***** SUPPLIED INFORMATION

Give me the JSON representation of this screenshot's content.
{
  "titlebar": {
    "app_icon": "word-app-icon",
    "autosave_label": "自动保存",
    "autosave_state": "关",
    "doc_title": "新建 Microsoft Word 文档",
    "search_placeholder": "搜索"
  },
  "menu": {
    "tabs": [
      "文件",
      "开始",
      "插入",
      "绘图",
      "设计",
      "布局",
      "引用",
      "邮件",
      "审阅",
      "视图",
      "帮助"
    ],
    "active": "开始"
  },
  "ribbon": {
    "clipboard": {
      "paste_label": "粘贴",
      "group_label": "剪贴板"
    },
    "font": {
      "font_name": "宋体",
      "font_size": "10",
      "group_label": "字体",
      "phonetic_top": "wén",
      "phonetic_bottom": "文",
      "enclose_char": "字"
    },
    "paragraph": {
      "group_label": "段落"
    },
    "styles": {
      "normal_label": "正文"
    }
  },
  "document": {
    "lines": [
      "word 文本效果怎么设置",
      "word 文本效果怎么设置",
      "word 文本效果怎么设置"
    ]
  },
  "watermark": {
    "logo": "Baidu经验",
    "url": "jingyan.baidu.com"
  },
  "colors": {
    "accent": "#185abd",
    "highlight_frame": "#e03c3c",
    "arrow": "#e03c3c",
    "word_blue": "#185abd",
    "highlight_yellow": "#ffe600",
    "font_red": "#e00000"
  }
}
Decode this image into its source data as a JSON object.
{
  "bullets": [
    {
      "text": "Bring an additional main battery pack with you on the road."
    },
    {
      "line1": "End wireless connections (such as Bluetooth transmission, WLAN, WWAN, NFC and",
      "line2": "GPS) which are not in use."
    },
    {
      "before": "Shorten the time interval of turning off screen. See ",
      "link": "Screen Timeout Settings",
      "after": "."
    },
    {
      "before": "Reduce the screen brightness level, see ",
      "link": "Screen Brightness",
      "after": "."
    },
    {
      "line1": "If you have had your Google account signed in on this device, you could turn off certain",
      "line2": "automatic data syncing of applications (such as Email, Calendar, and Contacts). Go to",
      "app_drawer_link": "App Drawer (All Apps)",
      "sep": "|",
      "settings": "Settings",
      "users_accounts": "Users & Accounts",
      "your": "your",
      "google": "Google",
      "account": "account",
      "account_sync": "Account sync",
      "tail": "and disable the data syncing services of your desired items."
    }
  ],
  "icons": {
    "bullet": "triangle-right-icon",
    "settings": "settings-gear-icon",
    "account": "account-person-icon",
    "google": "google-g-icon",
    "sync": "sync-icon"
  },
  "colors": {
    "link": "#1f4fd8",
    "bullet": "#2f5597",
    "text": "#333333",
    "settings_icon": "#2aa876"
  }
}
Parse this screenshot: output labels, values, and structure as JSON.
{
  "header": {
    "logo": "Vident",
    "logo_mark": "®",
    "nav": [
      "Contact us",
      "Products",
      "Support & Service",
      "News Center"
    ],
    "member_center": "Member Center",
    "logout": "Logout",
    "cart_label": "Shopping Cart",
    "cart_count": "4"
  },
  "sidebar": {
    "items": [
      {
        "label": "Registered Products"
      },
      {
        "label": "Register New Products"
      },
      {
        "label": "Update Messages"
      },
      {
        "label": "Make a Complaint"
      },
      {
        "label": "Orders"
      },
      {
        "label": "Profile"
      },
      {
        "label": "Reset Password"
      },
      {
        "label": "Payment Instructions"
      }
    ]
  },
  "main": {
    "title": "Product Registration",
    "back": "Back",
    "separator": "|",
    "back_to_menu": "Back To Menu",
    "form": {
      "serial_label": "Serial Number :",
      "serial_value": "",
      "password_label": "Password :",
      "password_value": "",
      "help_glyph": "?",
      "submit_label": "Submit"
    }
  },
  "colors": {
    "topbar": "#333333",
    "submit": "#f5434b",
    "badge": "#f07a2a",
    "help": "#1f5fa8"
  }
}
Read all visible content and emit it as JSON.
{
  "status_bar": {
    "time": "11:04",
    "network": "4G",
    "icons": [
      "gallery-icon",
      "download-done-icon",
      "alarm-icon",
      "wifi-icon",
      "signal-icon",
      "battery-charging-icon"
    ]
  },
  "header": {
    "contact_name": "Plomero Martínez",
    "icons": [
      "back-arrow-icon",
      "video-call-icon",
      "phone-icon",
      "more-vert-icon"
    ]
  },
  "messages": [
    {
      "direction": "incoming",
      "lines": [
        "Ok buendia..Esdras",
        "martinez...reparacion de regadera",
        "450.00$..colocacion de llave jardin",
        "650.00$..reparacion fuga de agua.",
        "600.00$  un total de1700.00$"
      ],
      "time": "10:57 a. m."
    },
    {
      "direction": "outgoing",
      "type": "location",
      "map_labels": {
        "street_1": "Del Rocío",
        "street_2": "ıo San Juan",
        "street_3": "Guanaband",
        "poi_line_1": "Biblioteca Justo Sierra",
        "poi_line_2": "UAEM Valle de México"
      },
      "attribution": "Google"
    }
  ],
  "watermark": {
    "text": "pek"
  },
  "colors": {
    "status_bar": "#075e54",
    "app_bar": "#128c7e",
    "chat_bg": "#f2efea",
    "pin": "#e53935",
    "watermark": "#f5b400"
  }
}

**********

=== TASK PROMPT ===
Produce an exact copy of every entry above.

=== EXERCISE RESULT ===
Give me the JSON representation of this screenshot's content.
{
  "titlebar": {
    "app_icon": "word-app-icon",
    "autosave_label": "自动保存",
    "autosave_state": "关",
    "doc_title": "新建 Microsoft Word 文档",
    "search_placeholder": "搜索"
  },
  "menu": {
    "tabs": [
      "文件",
      "开始",
      "插入",
      "绘图",
      "设计",
      "布局",
      "引用",
      "邮件",
      "审阅",
      "视图",
      "帮助"
    ],
    "active": "开始"
  },
  "ribbon": {
    "clipboard": {
      "paste_label": "粘贴",
      "group_label": "剪贴板"
    },
    "font": {
      "font_name": "宋体",
      "font_size": "10",
      "group_label": "字体",
      "phonetic_top": "wén",
      "phonetic_bottom": "文",
      "enclose_char": "字"
    },
    "paragraph": {
      "group_label": "段落"
    },
    "styles": {
      "normal_label": "正文"
    }
  },
  "document": {
    "lines": [
      "word 文本效果怎么设置",
      "word 文本效果怎么设置",
      "word 文本效果怎么设置"
    ]
  },
  "watermark": {
    "logo": "Baidu经验",
    "url": "jingyan.baidu.com"
  },
  "colors": {
    "accent": "#185abd",
    "highlight_frame": "#e03c3c",
    "arrow": "#e03c3c",
    "word_blue": "#185abd",
    "highlight_yellow": "#ffe600",
    "font_red": "#e00000"
  }
}
Decode this image into its source data as a JSON object.
{
  "bullets": [
    {
      "text": "Bring an additional main battery pack with you on the road."
    },
    {
      "line1": "End wireless connections (such as Bluetooth transmission, WLAN, WWAN, NFC and",
      "line2": "GPS) which are not in use."
    },
    {
      "before": "Shorten the time interval of turning off screen. See ",
      "link": "Screen Timeout Settings",
      "after": "."
    },
    {
      "before": "Reduce the screen brightness level, see ",
      "link": "Screen Brightness",
      "after": "."
    },
    {
      "line1": "If you have had your Google account signed in on this device, you could turn off certain",
      "line2": "automatic data syncing of applications (such as Email, Calendar, and Contacts). Go to",
      "app_drawer_link": "App Drawer (All Apps)",
      "sep": "|",
      "settings": "Settings",
      "users_accounts": "Users & Accounts",
      "your": "your",
      "google": "Google",
      "account": "account",
      "account_sync": "Account sync",
      "tail": "and disable the data syncing services of your desired items."
    }
  ],
  "icons": {
    "bullet": "triangle-right-icon",
    "settings": "settings-gear-icon",
    "account": "account-person-icon",
    "google": "google-g-icon",
    "sync": "sync-icon"
  },
  "colors": {
    "link": "#1f4fd8",
    "bullet": "#2f5597",
    "text": "#333333",
    "settings_icon": "#2aa876"
  }
}
Parse this screenshot: output labels, values, and structure as JSON.
{
  "header": {
    "logo": "Vident",
    "logo_mark": "®",
    "nav": [
      "Contact us",
      "Products",
      "Support & Service",
      "News Center"
    ],
    "member_center": "Member Center",
    "logout": "Logout",
    "cart_label": "Shopping Cart",
    "cart_count": "4"
  },
  "sidebar": {
    "items": [
      {
        "label": "Registered Products"
      },
      {
        "label": "Register New Products"
      },
      {
        "label": "Update Messages"
      },
      {
        "label": "Make a Complaint"
      },
      {
        "label": "Orders"
      },
      {
        "label": "Profile"
      },
      {
        "label": "Reset Password"
      },
      {
        "label": "Payment Instructions"
      }
    ]
  },
  "main": {
    "title": "Product Registration",
    "back": "Back",
    "separator": "|",
    "back_to_menu": "Back To Menu",
    "form": {
      "serial_label": "Serial Number :",
      "serial_value": "",
      "password_label": "Password :",
      "password_value": "",
      "help_glyph": "?",
      "submit_label": "Submit"
    }
  },
  "colors": {
    "topbar": "#333333",
    "submit": "#f5434b",
    "badge": "#f07a2a",
    "help": "#1f5fa8"
  }
}
Read all visible content and emit it as JSON.
{
  "status_bar": {
    "time": "11:04",
    "network": "4G",
    "icons": [
      "gallery-icon",
      "download-done-icon",
      "alarm-icon",
      "wifi-icon",
      "signal-icon",
      "battery-charging-icon"
    ]
  },
  "header": {
    "contact_name": "Plomero Martínez",
    "icons": [
      "back-arrow-icon",
      "video-call-icon",
      "phone-icon",
      "more-vert-icon"
    ]
  },
  "messages": [
    {
      "direction": "incoming",
      "lines": [
        "Ok buendia..Esdras",
        "martinez...reparacion de regadera",
        "450.00$..colocacion de llave jardin",
        "650.00$..reparacion fuga de agua.",
        "600.00$  un total de1700.00$"
      ],
      "time": "10:57 a. m."
    },
    {
      "direction": "outgoing",
      "type": "location",
      "map_labels": {
        "street_1": "Del Rocío",
        "street_2": "ıo San Juan",
        "street_3": "Guanaband",
        "poi_line_1": "Biblioteca Justo Sierra",
        "poi_line_2": "UAEM Valle de México"
      },
      "attribution": "Google"
    }
  ],
  "watermark": {
    "text": "pek"
  },
  "colors": {
    "status_bar": "#075e54",
    "app_bar": "#128c7e",
    "chat_bg": "#f2efea",
    "pin": "#e53935",
    "watermark": "#f5b400"
  }
}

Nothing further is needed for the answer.